Spatial annotation entries:
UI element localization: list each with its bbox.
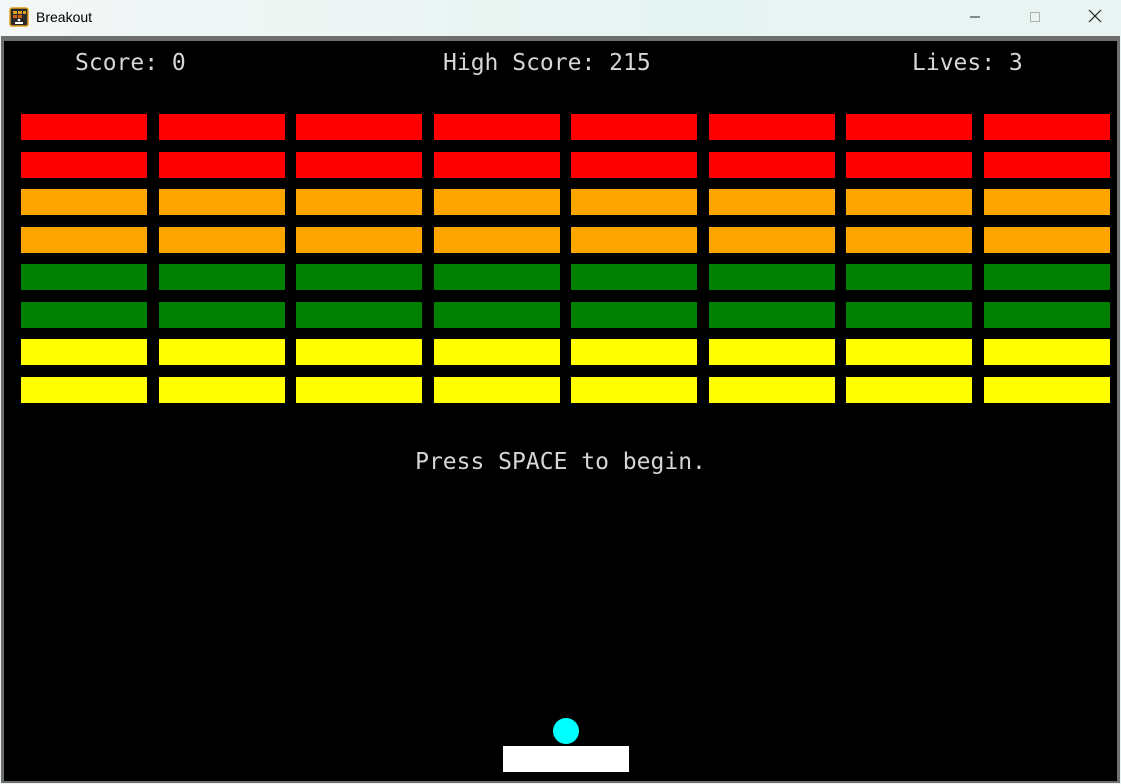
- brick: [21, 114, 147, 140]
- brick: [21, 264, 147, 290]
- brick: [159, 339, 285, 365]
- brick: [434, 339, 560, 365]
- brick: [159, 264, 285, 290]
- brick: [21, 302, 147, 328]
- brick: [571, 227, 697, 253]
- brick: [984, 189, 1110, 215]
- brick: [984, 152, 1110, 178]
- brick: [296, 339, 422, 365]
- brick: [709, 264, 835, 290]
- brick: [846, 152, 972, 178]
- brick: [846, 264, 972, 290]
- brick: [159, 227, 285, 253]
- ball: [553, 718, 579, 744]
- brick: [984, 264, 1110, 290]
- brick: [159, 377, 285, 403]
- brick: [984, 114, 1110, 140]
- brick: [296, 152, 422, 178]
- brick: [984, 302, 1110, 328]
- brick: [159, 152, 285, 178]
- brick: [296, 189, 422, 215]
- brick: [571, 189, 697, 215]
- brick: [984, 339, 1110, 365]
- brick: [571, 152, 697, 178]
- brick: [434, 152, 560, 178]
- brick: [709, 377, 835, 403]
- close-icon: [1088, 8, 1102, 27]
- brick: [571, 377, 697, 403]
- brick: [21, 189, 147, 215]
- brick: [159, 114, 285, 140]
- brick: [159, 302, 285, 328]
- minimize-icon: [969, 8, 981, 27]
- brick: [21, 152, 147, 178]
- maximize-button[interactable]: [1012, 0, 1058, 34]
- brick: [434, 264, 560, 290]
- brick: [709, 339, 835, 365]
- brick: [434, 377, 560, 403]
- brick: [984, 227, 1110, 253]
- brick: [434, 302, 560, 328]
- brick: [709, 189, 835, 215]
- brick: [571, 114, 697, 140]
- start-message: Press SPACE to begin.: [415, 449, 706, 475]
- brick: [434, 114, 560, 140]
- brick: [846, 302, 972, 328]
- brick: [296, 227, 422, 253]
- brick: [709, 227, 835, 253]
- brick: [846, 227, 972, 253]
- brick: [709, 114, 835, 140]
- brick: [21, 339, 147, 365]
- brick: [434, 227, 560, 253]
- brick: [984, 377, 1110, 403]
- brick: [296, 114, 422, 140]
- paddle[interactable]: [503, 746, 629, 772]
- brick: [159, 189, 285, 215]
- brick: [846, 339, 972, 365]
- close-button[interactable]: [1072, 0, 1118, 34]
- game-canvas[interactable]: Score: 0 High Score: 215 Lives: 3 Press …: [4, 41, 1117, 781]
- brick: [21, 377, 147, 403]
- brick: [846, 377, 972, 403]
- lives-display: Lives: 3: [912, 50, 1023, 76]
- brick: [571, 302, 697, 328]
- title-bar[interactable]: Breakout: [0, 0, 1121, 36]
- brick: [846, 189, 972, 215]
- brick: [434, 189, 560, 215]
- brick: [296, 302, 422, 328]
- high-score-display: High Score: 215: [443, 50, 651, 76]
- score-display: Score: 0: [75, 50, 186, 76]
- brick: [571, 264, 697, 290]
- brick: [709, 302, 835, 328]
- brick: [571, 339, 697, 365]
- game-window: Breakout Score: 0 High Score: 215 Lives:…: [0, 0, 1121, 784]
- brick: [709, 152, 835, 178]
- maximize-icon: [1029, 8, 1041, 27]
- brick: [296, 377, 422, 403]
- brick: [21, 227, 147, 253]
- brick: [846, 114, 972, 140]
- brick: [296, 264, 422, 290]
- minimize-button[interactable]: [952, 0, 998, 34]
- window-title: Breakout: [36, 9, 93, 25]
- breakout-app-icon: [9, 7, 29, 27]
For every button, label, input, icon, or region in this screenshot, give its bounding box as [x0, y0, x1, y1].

THE REQUEST: Can you copy out the rows from the line containing "- brick: [21, 114, 147, 140]" through the line containing "- brick: [571, 302, 697, 328]", both ends included, with nothing changed?

RESULT FOR THIS TASK:
- brick: [21, 114, 147, 140]
- brick: [21, 264, 147, 290]
- brick: [159, 339, 285, 365]
- brick: [434, 339, 560, 365]
- brick: [159, 264, 285, 290]
- brick: [21, 302, 147, 328]
- brick: [571, 227, 697, 253]
- brick: [984, 189, 1110, 215]
- brick: [984, 152, 1110, 178]
- brick: [296, 339, 422, 365]
- brick: [709, 264, 835, 290]
- brick: [846, 152, 972, 178]
- brick: [846, 264, 972, 290]
- brick: [159, 227, 285, 253]
- ball: [553, 718, 579, 744]
- brick: [984, 264, 1110, 290]
- brick: [159, 377, 285, 403]
- brick: [984, 114, 1110, 140]
- brick: [296, 152, 422, 178]
- brick: [984, 302, 1110, 328]
- brick: [159, 152, 285, 178]
- brick: [296, 189, 422, 215]
- brick: [571, 189, 697, 215]
- brick: [984, 339, 1110, 365]
- brick: [571, 152, 697, 178]
- brick: [434, 152, 560, 178]
- brick: [709, 377, 835, 403]
- close-icon: [1088, 8, 1102, 27]
- brick: [571, 377, 697, 403]
- brick: [21, 189, 147, 215]
- brick: [159, 114, 285, 140]
- brick: [159, 302, 285, 328]
- minimize-icon: [969, 8, 981, 27]
- brick: [21, 152, 147, 178]
- maximize-button[interactable]: [1012, 0, 1058, 34]
- brick: [434, 264, 560, 290]
- brick: [709, 339, 835, 365]
- brick: [434, 377, 560, 403]
- brick: [984, 227, 1110, 253]
- brick: [434, 302, 560, 328]
- brick: [709, 189, 835, 215]
- brick: [571, 114, 697, 140]
- start-message: Press SPACE to begin.: [415, 449, 706, 475]
- brick: [434, 114, 560, 140]
- brick: [846, 302, 972, 328]
- brick: [296, 227, 422, 253]
- brick: [709, 227, 835, 253]
- brick: [846, 227, 972, 253]
- brick: [709, 114, 835, 140]
- brick: [21, 339, 147, 365]
- brick: [434, 227, 560, 253]
- brick: [984, 377, 1110, 403]
- brick: [296, 114, 422, 140]
- paddle[interactable]: [503, 746, 629, 772]
- brick: [159, 189, 285, 215]
- brick: [846, 339, 972, 365]
- close-button[interactable]: [1072, 0, 1118, 34]
- game-canvas[interactable]: Score: 0 High Score: 215 Lives: 3 Press …: [4, 41, 1117, 781]
- brick: [21, 377, 147, 403]
- brick: [846, 377, 972, 403]
- lives-display: Lives: 3: [912, 50, 1023, 76]
- brick: [571, 302, 697, 328]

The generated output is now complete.